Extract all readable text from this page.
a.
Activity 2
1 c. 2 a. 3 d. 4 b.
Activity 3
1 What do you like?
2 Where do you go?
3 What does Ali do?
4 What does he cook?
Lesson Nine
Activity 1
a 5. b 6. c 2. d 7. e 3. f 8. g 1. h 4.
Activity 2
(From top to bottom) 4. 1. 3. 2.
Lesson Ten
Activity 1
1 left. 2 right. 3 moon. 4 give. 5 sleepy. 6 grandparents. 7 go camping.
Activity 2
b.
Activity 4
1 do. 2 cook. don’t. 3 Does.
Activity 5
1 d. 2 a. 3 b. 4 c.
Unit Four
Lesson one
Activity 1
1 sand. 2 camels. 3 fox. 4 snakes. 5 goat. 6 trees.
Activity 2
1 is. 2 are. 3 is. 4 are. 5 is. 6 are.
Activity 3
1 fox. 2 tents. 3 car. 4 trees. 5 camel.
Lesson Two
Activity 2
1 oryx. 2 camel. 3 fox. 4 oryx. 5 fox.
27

___

Required task:
Above are some records; extract every one of them exactly.

Task output:
Extract all readable text from this page.
a.
Activity 2
1 c. 2 a. 3 d. 4 b.
Activity 3
1 What do you like?
2 Where do you go?
3 What does Ali do?
4 What does he cook?
Lesson Nine
Activity 1
a 5. b 6. c 2. d 7. e 3. f 8. g 1. h 4.
Activity 2
(From top to bottom) 4. 1. 3. 2.
Lesson Ten
Activity 1
1 left. 2 right. 3 moon. 4 give. 5 sleepy. 6 grandparents. 7 go camping.
Activity 2
b.
Activity 4
1 do. 2 cook. don’t. 3 Does.
Activity 5
1 d. 2 a. 3 b. 4 c.
Unit Four
Lesson one
Activity 1
1 sand. 2 camels. 3 fox. 4 snakes. 5 goat. 6 trees.
Activity 2
1 is. 2 are. 3 is. 4 are. 5 is. 6 are.
Activity 3
1 fox. 2 tents. 3 car. 4 trees. 5 camel.
Lesson Two
Activity 2
1 oryx. 2 camel. 3 fox. 4 oryx. 5 fox.
27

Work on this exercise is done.